Directions for this task:
Where a line in the listing below contains the word "округа", copy that line.

===== Listing

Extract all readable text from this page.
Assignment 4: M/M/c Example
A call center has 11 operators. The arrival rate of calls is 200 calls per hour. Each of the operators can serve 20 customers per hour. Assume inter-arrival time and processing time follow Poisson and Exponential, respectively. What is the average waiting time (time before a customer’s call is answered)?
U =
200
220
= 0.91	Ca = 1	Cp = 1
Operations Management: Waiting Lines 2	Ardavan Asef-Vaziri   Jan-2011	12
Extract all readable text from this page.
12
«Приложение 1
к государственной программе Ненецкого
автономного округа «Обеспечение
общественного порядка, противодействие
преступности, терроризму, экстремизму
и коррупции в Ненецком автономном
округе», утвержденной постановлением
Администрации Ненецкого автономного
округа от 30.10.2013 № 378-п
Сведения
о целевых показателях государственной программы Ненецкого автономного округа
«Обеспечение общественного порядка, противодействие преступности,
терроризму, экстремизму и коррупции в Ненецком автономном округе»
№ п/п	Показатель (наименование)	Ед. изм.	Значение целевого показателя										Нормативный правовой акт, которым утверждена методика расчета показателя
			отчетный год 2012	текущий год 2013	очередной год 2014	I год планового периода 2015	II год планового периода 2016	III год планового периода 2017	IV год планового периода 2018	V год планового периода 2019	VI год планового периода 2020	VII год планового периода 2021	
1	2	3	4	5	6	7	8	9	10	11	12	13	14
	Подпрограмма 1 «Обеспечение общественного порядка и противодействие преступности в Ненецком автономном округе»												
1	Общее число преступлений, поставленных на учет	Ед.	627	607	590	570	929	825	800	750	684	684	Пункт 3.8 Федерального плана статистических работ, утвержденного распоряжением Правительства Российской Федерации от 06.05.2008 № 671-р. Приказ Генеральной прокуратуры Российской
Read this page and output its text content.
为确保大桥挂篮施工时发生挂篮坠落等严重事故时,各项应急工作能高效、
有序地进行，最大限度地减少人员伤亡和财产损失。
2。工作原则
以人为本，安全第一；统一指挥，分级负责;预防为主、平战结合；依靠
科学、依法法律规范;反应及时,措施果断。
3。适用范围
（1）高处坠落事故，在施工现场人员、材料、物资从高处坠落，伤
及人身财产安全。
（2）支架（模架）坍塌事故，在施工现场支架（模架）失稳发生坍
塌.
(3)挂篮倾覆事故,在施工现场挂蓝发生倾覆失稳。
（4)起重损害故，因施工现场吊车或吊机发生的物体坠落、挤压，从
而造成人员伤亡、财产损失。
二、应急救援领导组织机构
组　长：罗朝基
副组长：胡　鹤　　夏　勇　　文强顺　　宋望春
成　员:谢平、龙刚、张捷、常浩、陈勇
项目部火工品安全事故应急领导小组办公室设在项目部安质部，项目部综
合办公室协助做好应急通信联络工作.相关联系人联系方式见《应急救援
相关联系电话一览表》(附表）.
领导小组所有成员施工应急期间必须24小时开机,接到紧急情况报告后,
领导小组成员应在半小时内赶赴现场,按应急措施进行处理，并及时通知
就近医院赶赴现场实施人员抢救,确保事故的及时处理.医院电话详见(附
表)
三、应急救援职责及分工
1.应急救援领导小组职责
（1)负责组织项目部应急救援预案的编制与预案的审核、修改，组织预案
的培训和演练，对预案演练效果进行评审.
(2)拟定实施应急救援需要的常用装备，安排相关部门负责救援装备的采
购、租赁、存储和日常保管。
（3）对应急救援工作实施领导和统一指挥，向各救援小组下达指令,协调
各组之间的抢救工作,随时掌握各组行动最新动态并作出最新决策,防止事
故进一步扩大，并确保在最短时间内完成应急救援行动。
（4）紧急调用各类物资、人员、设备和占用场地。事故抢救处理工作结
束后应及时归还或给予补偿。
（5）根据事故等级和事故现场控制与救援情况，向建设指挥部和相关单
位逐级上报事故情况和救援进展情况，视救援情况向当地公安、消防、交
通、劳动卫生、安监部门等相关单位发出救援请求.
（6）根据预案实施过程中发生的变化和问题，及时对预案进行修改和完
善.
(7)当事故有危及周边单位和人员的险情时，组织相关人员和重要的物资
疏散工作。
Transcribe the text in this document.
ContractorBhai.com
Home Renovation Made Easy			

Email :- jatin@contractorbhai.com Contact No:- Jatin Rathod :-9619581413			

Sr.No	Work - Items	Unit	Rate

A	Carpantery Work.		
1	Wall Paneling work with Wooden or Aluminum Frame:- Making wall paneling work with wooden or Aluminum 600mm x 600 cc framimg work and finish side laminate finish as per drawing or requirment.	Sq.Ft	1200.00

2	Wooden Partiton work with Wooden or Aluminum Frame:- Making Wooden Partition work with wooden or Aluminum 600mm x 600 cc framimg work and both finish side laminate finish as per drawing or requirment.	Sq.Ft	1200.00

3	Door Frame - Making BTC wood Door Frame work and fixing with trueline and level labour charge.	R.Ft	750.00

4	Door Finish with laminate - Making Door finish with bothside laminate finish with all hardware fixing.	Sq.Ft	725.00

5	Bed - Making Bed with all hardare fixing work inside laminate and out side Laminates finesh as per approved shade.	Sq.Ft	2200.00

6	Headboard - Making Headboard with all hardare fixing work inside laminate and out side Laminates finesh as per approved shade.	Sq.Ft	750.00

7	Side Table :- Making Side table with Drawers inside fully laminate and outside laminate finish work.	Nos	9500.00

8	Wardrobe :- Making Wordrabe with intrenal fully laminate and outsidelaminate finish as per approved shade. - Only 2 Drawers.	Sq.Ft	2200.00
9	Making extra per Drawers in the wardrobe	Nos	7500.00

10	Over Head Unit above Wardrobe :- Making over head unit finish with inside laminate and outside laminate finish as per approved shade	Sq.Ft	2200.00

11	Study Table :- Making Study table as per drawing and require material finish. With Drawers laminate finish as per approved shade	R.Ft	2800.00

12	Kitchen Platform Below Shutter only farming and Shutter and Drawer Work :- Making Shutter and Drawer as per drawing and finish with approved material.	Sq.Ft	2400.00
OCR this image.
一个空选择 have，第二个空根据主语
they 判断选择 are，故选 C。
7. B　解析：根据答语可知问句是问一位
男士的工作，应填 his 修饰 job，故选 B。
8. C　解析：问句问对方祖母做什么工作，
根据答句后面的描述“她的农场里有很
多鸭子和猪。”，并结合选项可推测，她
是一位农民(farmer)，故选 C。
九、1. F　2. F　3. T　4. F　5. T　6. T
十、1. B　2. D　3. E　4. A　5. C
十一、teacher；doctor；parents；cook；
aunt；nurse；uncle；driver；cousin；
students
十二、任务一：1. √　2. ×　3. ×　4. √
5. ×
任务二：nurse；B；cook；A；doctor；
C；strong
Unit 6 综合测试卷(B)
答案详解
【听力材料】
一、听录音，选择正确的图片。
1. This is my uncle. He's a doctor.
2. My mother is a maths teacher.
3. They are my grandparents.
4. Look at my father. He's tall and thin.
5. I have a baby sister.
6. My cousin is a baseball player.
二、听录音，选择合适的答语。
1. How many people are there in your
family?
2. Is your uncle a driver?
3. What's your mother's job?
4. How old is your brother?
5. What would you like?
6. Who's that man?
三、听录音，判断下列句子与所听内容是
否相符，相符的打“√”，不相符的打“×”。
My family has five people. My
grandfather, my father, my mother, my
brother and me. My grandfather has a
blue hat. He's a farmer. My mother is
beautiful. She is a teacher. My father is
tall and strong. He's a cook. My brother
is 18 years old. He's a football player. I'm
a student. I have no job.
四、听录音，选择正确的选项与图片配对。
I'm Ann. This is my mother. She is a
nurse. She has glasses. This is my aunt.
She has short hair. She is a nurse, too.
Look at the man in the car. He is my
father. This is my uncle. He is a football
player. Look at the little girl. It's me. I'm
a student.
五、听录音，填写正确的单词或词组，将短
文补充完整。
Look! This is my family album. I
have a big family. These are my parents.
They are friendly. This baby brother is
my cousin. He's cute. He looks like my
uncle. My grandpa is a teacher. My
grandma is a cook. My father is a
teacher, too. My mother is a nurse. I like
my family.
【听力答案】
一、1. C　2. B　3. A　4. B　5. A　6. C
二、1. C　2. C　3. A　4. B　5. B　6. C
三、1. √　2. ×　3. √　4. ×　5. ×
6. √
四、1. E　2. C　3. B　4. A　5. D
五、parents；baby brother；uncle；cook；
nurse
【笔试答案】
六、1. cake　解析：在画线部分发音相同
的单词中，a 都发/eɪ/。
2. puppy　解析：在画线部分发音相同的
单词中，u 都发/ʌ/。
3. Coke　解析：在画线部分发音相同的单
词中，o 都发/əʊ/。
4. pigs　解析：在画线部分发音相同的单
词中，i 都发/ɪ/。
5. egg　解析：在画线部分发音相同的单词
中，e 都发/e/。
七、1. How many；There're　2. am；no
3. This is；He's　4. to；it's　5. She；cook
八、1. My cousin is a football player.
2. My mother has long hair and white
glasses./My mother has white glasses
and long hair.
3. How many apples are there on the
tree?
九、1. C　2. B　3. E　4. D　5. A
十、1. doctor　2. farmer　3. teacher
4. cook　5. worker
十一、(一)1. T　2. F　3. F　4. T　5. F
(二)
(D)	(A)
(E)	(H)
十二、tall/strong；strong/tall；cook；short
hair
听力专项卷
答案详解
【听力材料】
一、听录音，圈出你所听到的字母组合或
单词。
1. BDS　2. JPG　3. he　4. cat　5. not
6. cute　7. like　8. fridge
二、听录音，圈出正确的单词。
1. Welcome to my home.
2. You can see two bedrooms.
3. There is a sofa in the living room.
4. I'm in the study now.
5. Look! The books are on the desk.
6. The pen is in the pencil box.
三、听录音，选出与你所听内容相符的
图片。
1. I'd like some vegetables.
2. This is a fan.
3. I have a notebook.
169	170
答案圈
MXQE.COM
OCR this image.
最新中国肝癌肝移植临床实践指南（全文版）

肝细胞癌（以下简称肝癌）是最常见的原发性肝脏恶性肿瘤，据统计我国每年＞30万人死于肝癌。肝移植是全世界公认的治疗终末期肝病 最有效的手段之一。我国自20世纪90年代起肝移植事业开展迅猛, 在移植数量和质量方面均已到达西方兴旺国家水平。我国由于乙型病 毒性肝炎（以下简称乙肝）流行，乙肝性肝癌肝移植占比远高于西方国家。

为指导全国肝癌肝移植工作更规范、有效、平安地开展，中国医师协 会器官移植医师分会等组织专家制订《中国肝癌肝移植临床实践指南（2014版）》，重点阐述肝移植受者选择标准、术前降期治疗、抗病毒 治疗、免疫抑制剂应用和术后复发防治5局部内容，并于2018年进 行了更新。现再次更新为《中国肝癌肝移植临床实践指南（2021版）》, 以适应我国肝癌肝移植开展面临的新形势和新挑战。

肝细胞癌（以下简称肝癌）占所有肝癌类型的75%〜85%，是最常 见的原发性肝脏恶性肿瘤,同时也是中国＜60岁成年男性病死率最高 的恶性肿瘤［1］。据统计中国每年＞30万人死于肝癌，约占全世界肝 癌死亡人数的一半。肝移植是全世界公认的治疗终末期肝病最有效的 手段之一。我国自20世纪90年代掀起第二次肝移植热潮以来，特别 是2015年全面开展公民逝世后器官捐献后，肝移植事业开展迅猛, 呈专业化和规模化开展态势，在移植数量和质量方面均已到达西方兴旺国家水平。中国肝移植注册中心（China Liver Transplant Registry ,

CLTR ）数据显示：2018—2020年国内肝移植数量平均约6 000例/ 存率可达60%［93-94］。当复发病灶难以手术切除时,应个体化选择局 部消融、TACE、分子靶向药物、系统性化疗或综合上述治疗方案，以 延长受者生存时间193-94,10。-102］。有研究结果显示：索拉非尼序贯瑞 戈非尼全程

==========

Reply to the task:
автономного округа «Обеспечение
округа от 30.10.2013 № 378-п
о целевых показателях государственной программы Ненецкого автономного округа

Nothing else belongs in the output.